■ Extracted records:
________________________

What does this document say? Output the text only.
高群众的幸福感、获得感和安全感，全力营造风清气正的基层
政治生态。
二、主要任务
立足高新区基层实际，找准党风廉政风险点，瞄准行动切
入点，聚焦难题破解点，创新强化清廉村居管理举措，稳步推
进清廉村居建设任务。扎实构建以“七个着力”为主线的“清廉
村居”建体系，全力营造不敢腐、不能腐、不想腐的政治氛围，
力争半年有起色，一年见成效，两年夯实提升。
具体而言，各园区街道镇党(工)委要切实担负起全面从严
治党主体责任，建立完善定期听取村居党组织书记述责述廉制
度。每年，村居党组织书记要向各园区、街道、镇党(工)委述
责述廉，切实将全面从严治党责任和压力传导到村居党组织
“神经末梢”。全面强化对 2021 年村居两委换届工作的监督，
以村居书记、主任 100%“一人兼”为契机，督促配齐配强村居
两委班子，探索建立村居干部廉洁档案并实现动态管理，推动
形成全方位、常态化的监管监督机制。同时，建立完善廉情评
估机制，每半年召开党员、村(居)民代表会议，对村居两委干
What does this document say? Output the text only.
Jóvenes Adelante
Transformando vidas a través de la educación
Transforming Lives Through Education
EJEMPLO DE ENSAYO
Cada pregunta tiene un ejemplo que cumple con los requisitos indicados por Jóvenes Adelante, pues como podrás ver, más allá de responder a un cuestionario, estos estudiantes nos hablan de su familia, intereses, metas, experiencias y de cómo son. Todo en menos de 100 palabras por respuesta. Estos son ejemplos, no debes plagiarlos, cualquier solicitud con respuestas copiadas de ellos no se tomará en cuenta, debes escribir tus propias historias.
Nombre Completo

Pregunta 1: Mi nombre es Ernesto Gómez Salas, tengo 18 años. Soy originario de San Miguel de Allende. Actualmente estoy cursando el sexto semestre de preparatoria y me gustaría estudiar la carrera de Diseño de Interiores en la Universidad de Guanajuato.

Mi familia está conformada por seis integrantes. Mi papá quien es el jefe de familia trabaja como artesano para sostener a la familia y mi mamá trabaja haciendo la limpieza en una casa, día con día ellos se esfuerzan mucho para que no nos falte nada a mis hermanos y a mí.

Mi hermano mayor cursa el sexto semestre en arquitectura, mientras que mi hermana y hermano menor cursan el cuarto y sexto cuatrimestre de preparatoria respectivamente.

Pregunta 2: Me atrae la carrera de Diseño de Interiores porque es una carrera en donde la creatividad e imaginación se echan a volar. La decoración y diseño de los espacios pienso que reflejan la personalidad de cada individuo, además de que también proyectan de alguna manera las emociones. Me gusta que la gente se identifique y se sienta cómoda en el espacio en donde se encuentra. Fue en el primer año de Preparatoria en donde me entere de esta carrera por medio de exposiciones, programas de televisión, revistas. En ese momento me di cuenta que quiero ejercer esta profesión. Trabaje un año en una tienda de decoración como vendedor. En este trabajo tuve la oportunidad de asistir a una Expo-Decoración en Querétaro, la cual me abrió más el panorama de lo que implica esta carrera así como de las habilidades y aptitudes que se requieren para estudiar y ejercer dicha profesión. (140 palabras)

________________________

■ Task requirements:
Search the records above for the string "Jóvenes". Copy every line that contains it.

■ Task result:
Jóvenes Adelante
Cada pregunta tiene un ejemplo que cumple con los requisitos indicados por Jóvenes Adelante, pues como podrás ver, más allá de responder a un cuestionario, estos estudiantes nos hablan de su familia, intereses, metas, experiencias y de cómo son. Todo en menos de 100 palabras por respuesta. Estos son ejemplos, no debes plagiarlos, cualquier solicitud con respuestas copiadas de ellos no se tomará en cuenta, debes escribir tus propias historias.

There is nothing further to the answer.